PROBLEM STATEMENT: Write out every entry, unchanged. Skip any picture.

EXERCISE DATA:
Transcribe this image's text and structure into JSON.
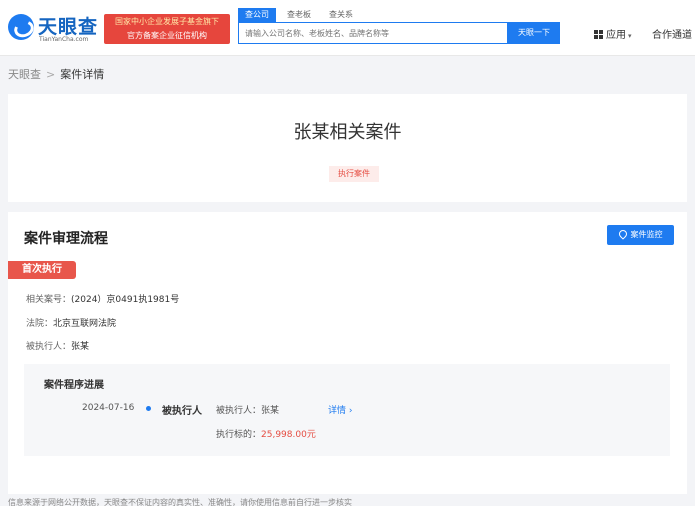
{
  "header": {
    "logo_text": "天眼查",
    "logo_sub": "TianYanCha.com",
    "banner_line1": "国家中小企业发展子基金旗下",
    "banner_line2": "官方备案企业征信机构",
    "search_tabs": [
      "查公司",
      "查老板",
      "查关系"
    ],
    "search_placeholder": "请输入公司名称、老板姓名、品牌名称等",
    "search_button": "天眼一下",
    "apps_label": "应用",
    "partner_label": "合作通道"
  },
  "breadcrumb": {
    "home": "天眼查",
    "separator": ">",
    "current": "案件详情"
  },
  "title_card": {
    "title": "张某相关案件",
    "tag": "执行案件"
  },
  "process": {
    "section_title": "案件审理流程",
    "monitor_button": "案件监控",
    "stage_badge": "首次执行",
    "case_no_label": "相关案号：",
    "case_no": "(2024）京0491执1981号",
    "court_label": "法院：",
    "court": "北京互联网法院",
    "executed_label": "被执行人：",
    "executed": "张某",
    "sub_panel": {
      "title": "案件程序进展",
      "date": "2024-07-16",
      "role": "被执行人",
      "party_label": "被执行人：",
      "party": "张某",
      "detail_link": "详情",
      "amount_label": "执行标的：",
      "amount": "25,998.00元"
    }
  },
  "footer_note": "信息来源于网络公开数据，天眼查不保证内容的真实性、准确性，请你使用信息前自行进一步核实",
  "colors": {
    "brand_blue": "#1e7bf0",
    "accent_red": "#e54d42",
    "page_bg": "#f3f4f7"
  }
}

TASK RESPONSE:
Transcribe this image's text and structure into JSON.
{
  "header": {
    "logo_text": "天眼查",
    "logo_sub": "TianYanCha.com",
    "banner_line1": "国家中小企业发展子基金旗下",
    "banner_line2": "官方备案企业征信机构",
    "search_tabs": [
      "查公司",
      "查老板",
      "查关系"
    ],
    "search_placeholder": "请输入公司名称、老板姓名、品牌名称等",
    "search_button": "天眼一下",
    "apps_label": "应用",
    "partner_label": "合作通道"
  },
  "breadcrumb": {
    "home": "天眼查",
    "separator": ">",
    "current": "案件详情"
  },
  "title_card": {
    "title": "张某相关案件",
    "tag": "执行案件"
  },
  "process": {
    "section_title": "案件审理流程",
    "monitor_button": "案件监控",
    "stage_badge": "首次执行",
    "case_no_label": "相关案号：",
    "case_no": "(2024）京0491执1981号",
    "court_label": "法院：",
    "court": "北京互联网法院",
    "executed_label": "被执行人：",
    "executed": "张某",
    "sub_panel": {
      "title": "案件程序进展",
      "date": "2024-07-16",
      "role": "被执行人",
      "party_label": "被执行人：",
      "party": "张某",
      "detail_link": "详情",
      "amount_label": "执行标的：",
      "amount": "25,998.00元"
    }
  },
  "footer_note": "信息来源于网络公开数据，天眼查不保证内容的真实性、准确性，请你使用信息前自行进一步核实",
  "colors": {
    "brand_blue": "#1e7bf0",
    "accent_red": "#e54d42",
    "page_bg": "#f3f4f7"
  }
}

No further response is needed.